[START OF Exercise material]
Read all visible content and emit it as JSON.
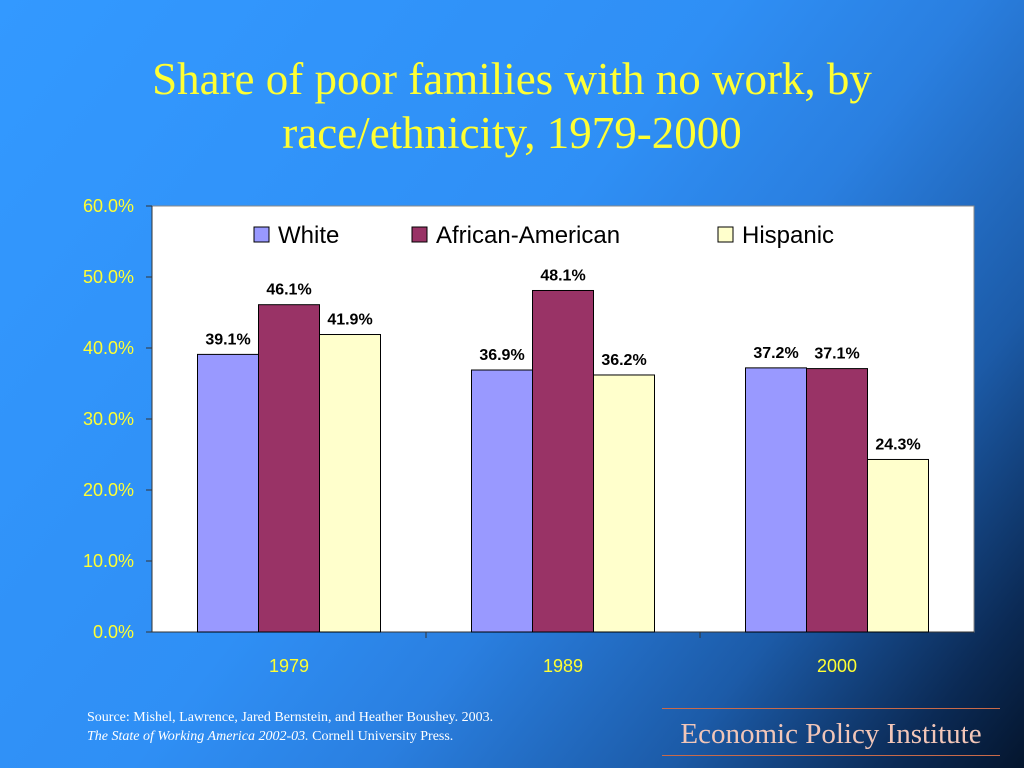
{
  "title": "Share of poor families with no work, by race/ethnicity, 1979-2000",
  "chart_data": {
    "type": "bar",
    "categories": [
      "1979",
      "1989",
      "2000"
    ],
    "series": [
      {
        "name": "White",
        "values": [
          39.1,
          36.9,
          37.2
        ],
        "labels": [
          "39.1%",
          "36.9%",
          "37.2%"
        ],
        "color": "#9999ff"
      },
      {
        "name": "African-American",
        "values": [
          46.1,
          48.1,
          37.1
        ],
        "labels": [
          "46.1%",
          "48.1%",
          "37.1%"
        ],
        "color": "#993366"
      },
      {
        "name": "Hispanic",
        "values": [
          41.9,
          36.2,
          24.3
        ],
        "labels": [
          "41.9%",
          "36.2%",
          "24.3%"
        ],
        "color": "#ffffcc"
      }
    ],
    "y_ticks": [
      "0.0%",
      "10.0%",
      "20.0%",
      "30.0%",
      "40.0%",
      "50.0%",
      "60.0%"
    ],
    "ylim": [
      0,
      60
    ],
    "legend_position": "top",
    "grid": false
  },
  "source": {
    "line1": "Source:  Mishel, Lawrence, Jared Bernstein, and Heather Boushey. 2003.",
    "line2_italic": "The State of Working America 2002-03.",
    "line2_rest": " Cornell University Press."
  },
  "brand": "Economic Policy Institute"
}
[END OF Exercise material]
**Given task**
Print all of the entries word for word. Skip any images they contain.

**Answer to this exercise**
Read all visible content and emit it as JSON.
{
  "title": "Share of poor families with no work, by race/ethnicity, 1979-2000",
  "chart_data": {
    "type": "bar",
    "categories": [
      "1979",
      "1989",
      "2000"
    ],
    "series": [
      {
        "name": "White",
        "values": [
          39.1,
          36.9,
          37.2
        ],
        "labels": [
          "39.1%",
          "36.9%",
          "37.2%"
        ],
        "color": "#9999ff"
      },
      {
        "name": "African-American",
        "values": [
          46.1,
          48.1,
          37.1
        ],
        "labels": [
          "46.1%",
          "48.1%",
          "37.1%"
        ],
        "color": "#993366"
      },
      {
        "name": "Hispanic",
        "values": [
          41.9,
          36.2,
          24.3
        ],
        "labels": [
          "41.9%",
          "36.2%",
          "24.3%"
        ],
        "color": "#ffffcc"
      }
    ],
    "y_ticks": [
      "0.0%",
      "10.0%",
      "20.0%",
      "30.0%",
      "40.0%",
      "50.0%",
      "60.0%"
    ],
    "ylim": [
      0,
      60
    ],
    "legend_position": "top",
    "grid": false
  },
  "source": {
    "line1": "Source:  Mishel, Lawrence, Jared Bernstein, and Heather Boushey. 2003.",
    "line2_italic": "The State of Working America 2002-03.",
    "line2_rest": " Cornell University Press."
  },
  "brand": "Economic Policy Institute"
}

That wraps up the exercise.